#### [TASK]
Whichever lines include the word "acidic", copy them as they appear in the data.

Stored entries
-- Opening Marker --

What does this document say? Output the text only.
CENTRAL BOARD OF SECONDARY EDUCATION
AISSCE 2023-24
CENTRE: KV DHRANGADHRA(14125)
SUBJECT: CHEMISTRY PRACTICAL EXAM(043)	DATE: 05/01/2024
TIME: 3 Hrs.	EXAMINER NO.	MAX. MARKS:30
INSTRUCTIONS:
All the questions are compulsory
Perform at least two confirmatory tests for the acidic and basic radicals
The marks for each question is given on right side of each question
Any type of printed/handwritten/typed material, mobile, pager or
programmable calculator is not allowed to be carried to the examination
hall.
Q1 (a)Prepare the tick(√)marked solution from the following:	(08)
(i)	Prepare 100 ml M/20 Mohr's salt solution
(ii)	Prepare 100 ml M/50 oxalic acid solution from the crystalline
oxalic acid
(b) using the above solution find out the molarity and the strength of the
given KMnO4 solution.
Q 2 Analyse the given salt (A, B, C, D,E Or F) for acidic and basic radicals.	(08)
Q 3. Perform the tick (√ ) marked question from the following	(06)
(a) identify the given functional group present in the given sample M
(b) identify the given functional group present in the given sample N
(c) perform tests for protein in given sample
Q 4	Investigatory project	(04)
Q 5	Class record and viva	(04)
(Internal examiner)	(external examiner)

-- Closing Marker --

#### [ANSWER FOR THIS EXERCISE]
Perform at least two confirmatory tests for the acidic and basic radicals
Q 2 Analyse the given salt (A, B, C, D,E Or F) for acidic and basic radicals.	(08)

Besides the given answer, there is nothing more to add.